■ Task brief
Find the string "clientes" in the listing and report every line that has it.

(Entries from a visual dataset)
-- START --
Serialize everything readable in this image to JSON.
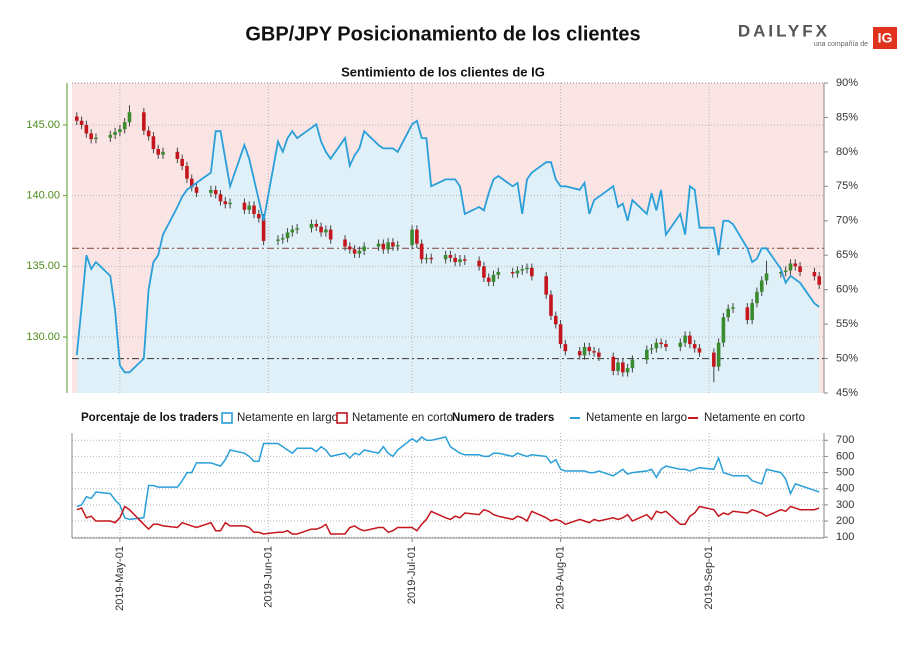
{
  "chart_data": [
    {
      "type": "candlestick",
      "title": "GBP/JPY Posicionamiento de los clientes",
      "subtitle": "Sentimiento de los clientes de IG",
      "logo": {
        "brand": "DAILYFX",
        "tagline": "una compañía de",
        "mark": "IG"
      },
      "x": [
        "2019-04-22",
        "2019-04-23",
        "2019-04-24",
        "2019-04-25",
        "2019-04-26",
        "2019-04-29",
        "2019-04-30",
        "2019-05-01",
        "2019-05-02",
        "2019-05-03",
        "2019-05-06",
        "2019-05-07",
        "2019-05-08",
        "2019-05-09",
        "2019-05-10",
        "2019-05-13",
        "2019-05-14",
        "2019-05-15",
        "2019-05-16",
        "2019-05-17",
        "2019-05-20",
        "2019-05-21",
        "2019-05-22",
        "2019-05-23",
        "2019-05-24",
        "2019-05-27",
        "2019-05-28",
        "2019-05-29",
        "2019-05-30",
        "2019-05-31",
        "2019-06-03",
        "2019-06-04",
        "2019-06-05",
        "2019-06-06",
        "2019-06-07",
        "2019-06-10",
        "2019-06-11",
        "2019-06-12",
        "2019-06-13",
        "2019-06-14",
        "2019-06-17",
        "2019-06-18",
        "2019-06-19",
        "2019-06-20",
        "2019-06-21",
        "2019-06-24",
        "2019-06-25",
        "2019-06-26",
        "2019-06-27",
        "2019-06-28",
        "2019-07-01",
        "2019-07-02",
        "2019-07-03",
        "2019-07-04",
        "2019-07-05",
        "2019-07-08",
        "2019-07-09",
        "2019-07-10",
        "2019-07-11",
        "2019-07-12",
        "2019-07-15",
        "2019-07-16",
        "2019-07-17",
        "2019-07-18",
        "2019-07-19",
        "2019-07-22",
        "2019-07-23",
        "2019-07-24",
        "2019-07-25",
        "2019-07-26",
        "2019-07-29",
        "2019-07-30",
        "2019-07-31",
        "2019-08-01",
        "2019-08-02",
        "2019-08-05",
        "2019-08-06",
        "2019-08-07",
        "2019-08-08",
        "2019-08-09",
        "2019-08-12",
        "2019-08-13",
        "2019-08-14",
        "2019-08-15",
        "2019-08-16",
        "2019-08-19",
        "2019-08-20",
        "2019-08-21",
        "2019-08-22",
        "2019-08-23",
        "2019-08-26",
        "2019-08-27",
        "2019-08-28",
        "2019-08-29",
        "2019-08-30",
        "2019-09-02",
        "2019-09-03",
        "2019-09-04",
        "2019-09-05",
        "2019-09-06",
        "2019-09-09",
        "2019-09-10",
        "2019-09-11",
        "2019-09-12",
        "2019-09-13",
        "2019-09-16",
        "2019-09-17",
        "2019-09-18",
        "2019-09-19",
        "2019-09-20",
        "2019-09-23",
        "2019-09-24"
      ],
      "open": [
        145.6,
        145.3,
        145.0,
        144.4,
        144.0,
        144.1,
        144.3,
        144.5,
        144.7,
        145.2,
        145.9,
        144.6,
        144.2,
        143.3,
        142.9,
        143.1,
        142.6,
        142.1,
        141.2,
        140.6,
        140.2,
        140.4,
        140.1,
        139.6,
        139.4,
        139.5,
        139.0,
        139.3,
        138.7,
        138.4,
        136.8,
        136.9,
        137.0,
        137.4,
        137.6,
        137.7,
        138.0,
        137.8,
        137.4,
        137.6,
        136.9,
        136.4,
        136.2,
        135.9,
        136.1,
        136.4,
        136.6,
        136.2,
        136.7,
        136.4,
        136.5,
        137.6,
        136.6,
        135.5,
        135.6,
        135.5,
        135.8,
        135.6,
        135.3,
        135.5,
        135.4,
        135.0,
        134.2,
        133.9,
        134.4,
        134.6,
        134.5,
        134.7,
        134.8,
        134.9,
        134.3,
        133.0,
        131.5,
        130.9,
        129.5,
        129.0,
        128.7,
        129.3,
        129.0,
        128.9,
        128.6,
        127.6,
        128.2,
        127.5,
        127.8,
        128.4,
        129.1,
        129.2,
        129.6,
        129.5,
        129.3,
        129.6,
        130.1,
        129.5,
        129.2,
        128.9,
        127.9,
        129.6,
        131.4,
        132.0,
        132.1,
        131.2,
        132.4,
        133.2,
        134.0,
        134.5,
        134.6,
        134.7,
        135.2,
        135.0,
        134.6,
        134.3
      ],
      "high": [
        145.9,
        145.6,
        145.3,
        144.7,
        144.4,
        144.6,
        144.8,
        145.0,
        145.5,
        146.4,
        146.2,
        144.9,
        144.5,
        143.6,
        143.4,
        143.4,
        142.9,
        142.4,
        141.5,
        140.9,
        140.7,
        140.7,
        140.4,
        139.9,
        139.8,
        139.8,
        139.6,
        139.6,
        139.0,
        138.7,
        137.2,
        137.3,
        137.7,
        137.9,
        138.0,
        138.3,
        138.3,
        138.1,
        137.9,
        137.9,
        137.2,
        136.7,
        136.5,
        136.4,
        136.7,
        136.9,
        136.9,
        137.0,
        137.0,
        136.8,
        137.9,
        137.9,
        136.9,
        135.9,
        135.9,
        136.1,
        136.1,
        135.9,
        135.8,
        135.8,
        135.7,
        135.3,
        134.5,
        134.7,
        134.9,
        134.9,
        135.0,
        135.1,
        135.2,
        135.2,
        134.6,
        133.3,
        131.8,
        131.2,
        129.8,
        129.3,
        129.6,
        129.6,
        129.3,
        129.2,
        128.9,
        128.5,
        128.5,
        128.1,
        128.7,
        129.4,
        129.5,
        129.9,
        129.9,
        129.8,
        129.9,
        130.4,
        130.4,
        129.8,
        129.5,
        129.2,
        129.9,
        131.7,
        132.3,
        132.4,
        132.4,
        132.7,
        133.5,
        134.3,
        135.4,
        134.9,
        135.0,
        135.5,
        135.5,
        135.3,
        134.9,
        134.6
      ],
      "low": [
        145.0,
        144.7,
        144.1,
        143.7,
        143.7,
        143.8,
        144.0,
        144.2,
        144.4,
        144.9,
        144.3,
        143.9,
        143.0,
        142.6,
        142.6,
        142.3,
        141.8,
        140.9,
        140.3,
        139.9,
        139.9,
        139.8,
        139.3,
        139.1,
        139.1,
        138.7,
        138.7,
        138.4,
        138.1,
        136.5,
        136.5,
        136.6,
        136.7,
        137.1,
        137.3,
        137.4,
        137.5,
        137.1,
        137.1,
        136.6,
        136.1,
        135.9,
        135.6,
        135.6,
        135.8,
        136.1,
        135.9,
        135.9,
        136.1,
        136.1,
        136.2,
        136.3,
        135.2,
        135.2,
        135.2,
        135.2,
        135.3,
        135.0,
        135.0,
        135.1,
        134.7,
        133.9,
        133.6,
        133.6,
        134.1,
        134.2,
        134.2,
        134.4,
        134.5,
        134.0,
        132.7,
        131.2,
        130.6,
        129.2,
        128.7,
        128.4,
        128.4,
        128.7,
        128.6,
        128.3,
        127.3,
        127.3,
        127.2,
        127.2,
        127.5,
        128.1,
        128.8,
        128.9,
        129.2,
        129.0,
        129.0,
        129.3,
        129.2,
        128.9,
        128.6,
        126.8,
        127.6,
        129.3,
        131.1,
        131.7,
        130.9,
        130.9,
        132.1,
        132.9,
        133.7,
        134.2,
        134.3,
        134.4,
        134.7,
        134.3,
        134.0,
        133.4
      ],
      "close": [
        145.3,
        145.0,
        144.4,
        144.0,
        144.1,
        144.3,
        144.5,
        144.7,
        145.2,
        145.9,
        144.6,
        144.2,
        143.3,
        142.9,
        143.1,
        142.6,
        142.1,
        141.2,
        140.6,
        140.2,
        140.4,
        140.1,
        139.6,
        139.4,
        139.5,
        139.0,
        139.3,
        138.7,
        138.4,
        136.8,
        136.9,
        137.0,
        137.4,
        137.6,
        137.7,
        138.0,
        137.8,
        137.4,
        137.6,
        136.9,
        136.4,
        136.2,
        135.9,
        136.1,
        136.4,
        136.6,
        136.2,
        136.7,
        136.4,
        136.5,
        137.6,
        136.6,
        135.5,
        135.6,
        135.5,
        135.8,
        135.6,
        135.3,
        135.5,
        135.4,
        135.0,
        134.2,
        133.9,
        134.4,
        134.6,
        134.5,
        134.7,
        134.8,
        134.9,
        134.3,
        133.0,
        131.5,
        130.9,
        129.5,
        129.0,
        128.7,
        129.3,
        129.0,
        128.9,
        128.6,
        127.6,
        128.2,
        127.5,
        127.8,
        128.4,
        129.1,
        129.2,
        129.6,
        129.5,
        129.3,
        129.6,
        130.1,
        129.5,
        129.2,
        128.9,
        127.9,
        129.6,
        131.4,
        132.0,
        132.1,
        131.2,
        132.4,
        133.2,
        134.0,
        134.5,
        134.6,
        134.7,
        135.2,
        135.0,
        134.6,
        134.3,
        133.7
      ],
      "up_color": "#3a8a2e",
      "down_color": "#c4161c",
      "legend_title": "Porcentaje de los traders",
      "series": [
        {
          "name": "Netamente en largo",
          "color": "#2a9fd8",
          "fill": "#dff0f9",
          "axis": "y2",
          "values": [
            50.5,
            57.5,
            65,
            63,
            64,
            62,
            57,
            49,
            48,
            48,
            50,
            60,
            64,
            65,
            68,
            72,
            73.5,
            74.5,
            75,
            75.5,
            77,
            83,
            83,
            79,
            75,
            81,
            79,
            76,
            73,
            70,
            81.5,
            80,
            82,
            83,
            82,
            83.5,
            84,
            81.5,
            80,
            79,
            82,
            78,
            79.5,
            80.5,
            83,
            81,
            80.5,
            80.5,
            80.5,
            80,
            84,
            84.5,
            82,
            82,
            75,
            76,
            76,
            76,
            75,
            71,
            72,
            71.5,
            74,
            76,
            76.5,
            75,
            75.5,
            71,
            76,
            77,
            78.5,
            78.5,
            76,
            75,
            75,
            74.5,
            75.5,
            71,
            73,
            73.5,
            75,
            72,
            72.5,
            70,
            73,
            71,
            74,
            71.5,
            74.5,
            68,
            71,
            68,
            75,
            74.5,
            69,
            69,
            65,
            70,
            70,
            69.5,
            66,
            64,
            64.5,
            66,
            66,
            63,
            61,
            62,
            61.5,
            61,
            58,
            57.5
          ]
        }
      ],
      "short_area": {
        "name": "Netamente en corto",
        "color": "#c4161c",
        "fill": "#fbe4e4"
      },
      "hlines": [
        {
          "value": 50,
          "color": "#4a4a4a"
        },
        {
          "value": 66,
          "color": "#8c5a4c"
        }
      ],
      "xlim": [
        "2019-04-21",
        "2019-09-25"
      ],
      "xticks": [
        {
          "value": "2019-05-01",
          "label": "2019-May-01"
        },
        {
          "value": "2019-06-01",
          "label": "2019-Jun-01"
        },
        {
          "value": "2019-07-01",
          "label": "2019-Jul-01"
        },
        {
          "value": "2019-08-01",
          "label": "2019-Aug-01"
        },
        {
          "value": "2019-09-01",
          "label": "2019-Sep-01"
        }
      ],
      "ylim": [
        126.04,
        147.97
      ],
      "yticks": [
        {
          "value": 130,
          "label": "130.00"
        },
        {
          "value": 135,
          "label": "135.00"
        },
        {
          "value": 140,
          "label": "140.00"
        },
        {
          "value": 145,
          "label": "145.00"
        }
      ],
      "y2lim": [
        45,
        90
      ],
      "y2ticks": [
        {
          "value": 45,
          "label": "45%"
        },
        {
          "value": 50,
          "label": "50%"
        },
        {
          "value": 55,
          "label": "55%"
        },
        {
          "value": 60,
          "label": "60%"
        },
        {
          "value": 65,
          "label": "65%"
        },
        {
          "value": 70,
          "label": "70%"
        },
        {
          "value": 75,
          "label": "75%"
        },
        {
          "value": 80,
          "label": "80%"
        },
        {
          "value": 85,
          "label": "85%"
        },
        {
          "value": 90,
          "label": "90%"
        }
      ],
      "grid": true
    },
    {
      "type": "line",
      "legend_title": "Numero de traders",
      "series": [
        {
          "name": "Netamente en largo",
          "color": "#2a9fd8",
          "values": [
            290,
            300,
            350,
            340,
            380,
            370,
            330,
            300,
            220,
            210,
            220,
            420,
            420,
            410,
            410,
            410,
            450,
            500,
            500,
            560,
            560,
            550,
            540,
            580,
            640,
            620,
            600,
            570,
            570,
            680,
            680,
            660,
            640,
            620,
            650,
            650,
            630,
            660,
            640,
            600,
            620,
            590,
            620,
            610,
            640,
            620,
            660,
            620,
            600,
            640,
            710,
            690,
            720,
            700,
            700,
            720,
            660,
            640,
            620,
            610,
            610,
            600,
            600,
            620,
            620,
            600,
            620,
            610,
            600,
            610,
            600,
            560,
            580,
            520,
            510,
            510,
            510,
            500,
            500,
            510,
            480,
            500,
            520,
            490,
            500,
            510,
            520,
            470,
            520,
            540,
            520,
            520,
            510,
            520,
            530,
            520,
            590,
            500,
            490,
            480,
            480,
            450,
            440,
            430,
            520,
            500,
            460,
            370,
            430,
            420,
            390,
            380
          ]
        },
        {
          "name": "Netamente en corto",
          "color": "#c4161c",
          "values": [
            270,
            280,
            220,
            230,
            200,
            200,
            190,
            220,
            290,
            270,
            180,
            150,
            180,
            180,
            170,
            160,
            190,
            180,
            170,
            160,
            190,
            140,
            140,
            190,
            170,
            170,
            160,
            130,
            130,
            120,
            130,
            130,
            140,
            120,
            120,
            150,
            150,
            160,
            180,
            120,
            120,
            160,
            170,
            150,
            140,
            160,
            160,
            130,
            140,
            160,
            160,
            140,
            180,
            210,
            260,
            220,
            210,
            230,
            220,
            250,
            240,
            270,
            260,
            240,
            230,
            210,
            230,
            220,
            200,
            260,
            220,
            200,
            210,
            200,
            180,
            210,
            200,
            190,
            210,
            200,
            220,
            210,
            220,
            240,
            200,
            240,
            210,
            260,
            250,
            260,
            180,
            180,
            230,
            250,
            290,
            270,
            230,
            250,
            240,
            260,
            250,
            270,
            260,
            250,
            230,
            270,
            260,
            290,
            280,
            270,
            270,
            280
          ]
        }
      ],
      "ylim": [
        95,
        745
      ],
      "yticks": [
        100,
        200,
        300,
        400,
        500,
        600,
        700
      ],
      "grid": true
    }
  ]
}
-- END --
■ Response to the exercise
      "title": "GBP/JPY Posicionamiento de los clientes",
      "subtitle": "Sentimiento de los clientes de IG",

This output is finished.